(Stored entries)
==========

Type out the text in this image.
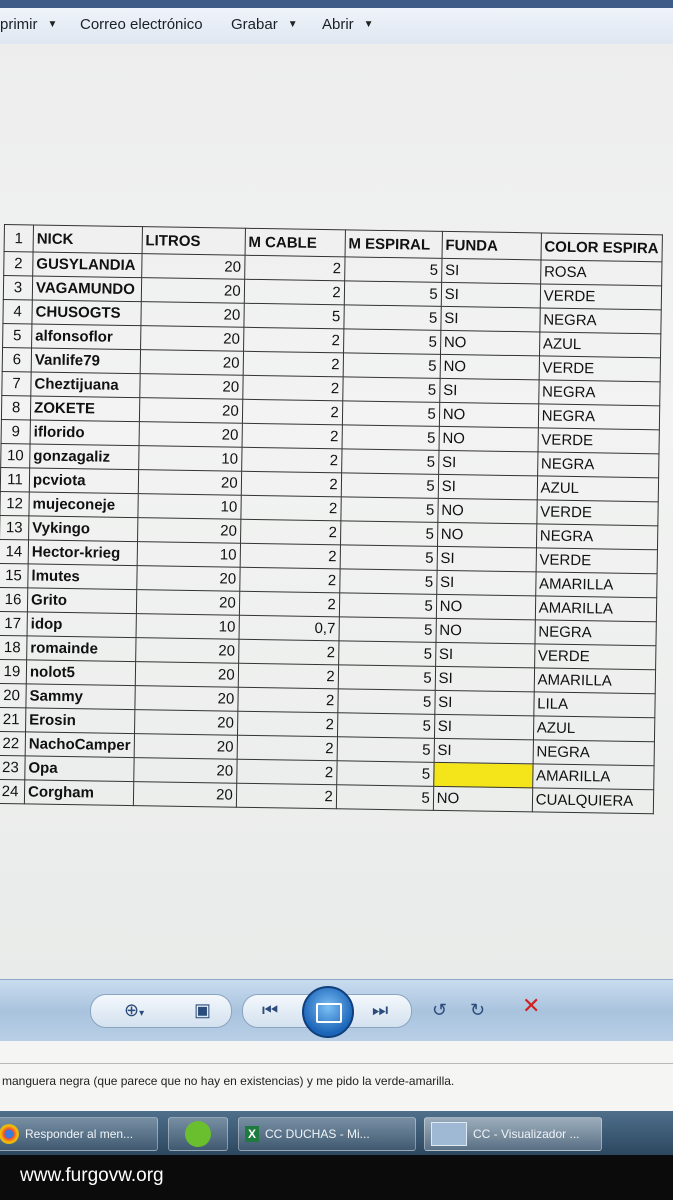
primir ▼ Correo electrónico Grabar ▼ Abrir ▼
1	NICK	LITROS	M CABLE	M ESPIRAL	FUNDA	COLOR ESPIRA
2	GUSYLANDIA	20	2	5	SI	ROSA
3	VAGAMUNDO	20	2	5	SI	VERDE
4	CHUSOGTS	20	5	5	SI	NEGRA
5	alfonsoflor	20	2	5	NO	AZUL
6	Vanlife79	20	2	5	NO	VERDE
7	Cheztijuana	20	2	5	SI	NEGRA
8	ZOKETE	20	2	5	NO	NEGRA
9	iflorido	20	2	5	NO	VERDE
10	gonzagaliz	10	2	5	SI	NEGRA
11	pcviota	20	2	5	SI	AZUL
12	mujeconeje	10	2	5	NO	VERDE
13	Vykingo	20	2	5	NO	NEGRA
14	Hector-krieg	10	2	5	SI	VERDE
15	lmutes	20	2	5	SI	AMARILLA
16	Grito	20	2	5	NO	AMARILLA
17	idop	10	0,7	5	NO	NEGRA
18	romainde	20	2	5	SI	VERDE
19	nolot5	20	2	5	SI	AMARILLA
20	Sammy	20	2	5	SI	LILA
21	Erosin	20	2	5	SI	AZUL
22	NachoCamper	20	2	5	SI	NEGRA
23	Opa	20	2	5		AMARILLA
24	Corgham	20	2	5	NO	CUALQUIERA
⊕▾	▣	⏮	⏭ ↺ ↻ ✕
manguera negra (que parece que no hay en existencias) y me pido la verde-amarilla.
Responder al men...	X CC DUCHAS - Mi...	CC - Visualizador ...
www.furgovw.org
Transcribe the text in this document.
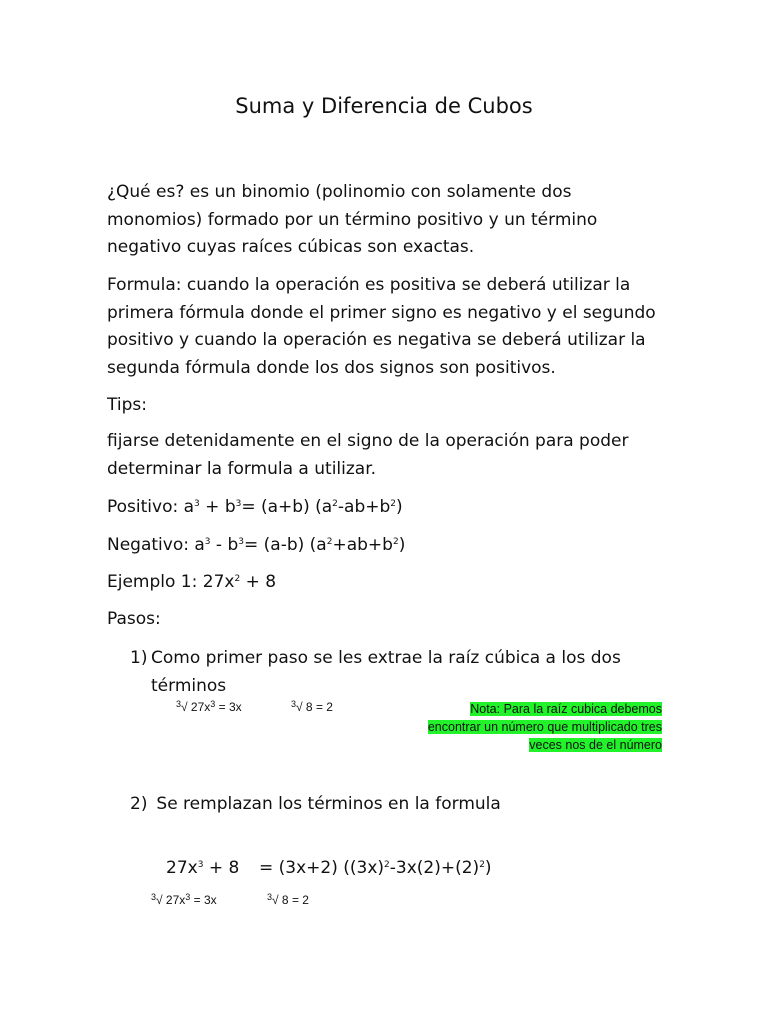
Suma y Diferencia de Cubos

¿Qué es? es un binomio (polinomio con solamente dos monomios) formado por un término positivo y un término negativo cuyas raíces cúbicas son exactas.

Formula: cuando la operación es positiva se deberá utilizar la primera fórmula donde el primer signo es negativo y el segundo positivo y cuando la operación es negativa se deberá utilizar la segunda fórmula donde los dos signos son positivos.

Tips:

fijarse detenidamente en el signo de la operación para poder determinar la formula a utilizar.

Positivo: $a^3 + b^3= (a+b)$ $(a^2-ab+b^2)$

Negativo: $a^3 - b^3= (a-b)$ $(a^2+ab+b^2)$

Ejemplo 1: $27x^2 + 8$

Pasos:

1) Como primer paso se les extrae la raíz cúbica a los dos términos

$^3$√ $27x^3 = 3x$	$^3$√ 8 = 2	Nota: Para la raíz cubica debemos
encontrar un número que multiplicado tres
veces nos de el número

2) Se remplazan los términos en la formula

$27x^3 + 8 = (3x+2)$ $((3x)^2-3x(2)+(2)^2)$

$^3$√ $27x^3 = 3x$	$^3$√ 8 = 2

==========

# [Exercise requirements]
Set down the material above as is, without any pictures.

# [Task result]
Type out the text in this image.
primir ▼ Correo electrónico Grabar ▼ Abrir ▼
1	NICK	LITROS	M CABLE	M ESPIRAL	FUNDA	COLOR ESPIRA
2	GUSYLANDIA	20	2	5	SI	ROSA
3	VAGAMUNDO	20	2	5	SI	VERDE
4	CHUSOGTS	20	5	5	SI	NEGRA
5	alfonsoflor	20	2	5	NO	AZUL
6	Vanlife79	20	2	5	NO	VERDE
7	Cheztijuana	20	2	5	SI	NEGRA
8	ZOKETE	20	2	5	NO	NEGRA
9	iflorido	20	2	5	NO	VERDE
10	gonzagaliz	10	2	5	SI	NEGRA
11	pcviota	20	2	5	SI	AZUL
12	mujeconeje	10	2	5	NO	VERDE
13	Vykingo	20	2	5	NO	NEGRA
14	Hector-krieg	10	2	5	SI	VERDE
15	lmutes	20	2	5	SI	AMARILLA
16	Grito	20	2	5	NO	AMARILLA
17	idop	10	0,7	5	NO	NEGRA
18	romainde	20	2	5	SI	VERDE
19	nolot5	20	2	5	SI	AMARILLA
20	Sammy	20	2	5	SI	LILA
21	Erosin	20	2	5	SI	AZUL
22	NachoCamper	20	2	5	SI	NEGRA
23	Opa	20	2	5		AMARILLA
24	Corgham	20	2	5	NO	CUALQUIERA
⊕▾	▣	⏮	⏭ ↺ ↻ ✕
manguera negra (que parece que no hay en existencias) y me pido la verde-amarilla.
Responder al men...	X CC DUCHAS - Mi...	CC - Visualizador ...
www.furgovw.org
Transcribe the text in this document.
Suma y Diferencia de Cubos

¿Qué es? es un binomio (polinomio con solamente dos monomios) formado por un término positivo y un término negativo cuyas raíces cúbicas son exactas.

Formula: cuando la operación es positiva se deberá utilizar la primera fórmula donde el primer signo es negativo y el segundo positivo y cuando la operación es negativa se deberá utilizar la segunda fórmula donde los dos signos son positivos.

Tips:

fijarse detenidamente en el signo de la operación para poder determinar la formula a utilizar.

Positivo: $a^3 + b^3= (a+b)$ $(a^2-ab+b^2)$

Negativo: $a^3 - b^3= (a-b)$ $(a^2+ab+b^2)$

Ejemplo 1: $27x^2 + 8$

Pasos:

1) Como primer paso se les extrae la raíz cúbica a los dos términos

$^3$√ $27x^3 = 3x$	$^3$√ 8 = 2	Nota: Para la raíz cubica debemos
encontrar un número que multiplicado tres
veces nos de el número

2) Se remplazan los términos en la formula

$27x^3 + 8 = (3x+2)$ $((3x)^2-3x(2)+(2)^2)$

$^3$√ $27x^3 = 3x$	$^3$√ 8 = 2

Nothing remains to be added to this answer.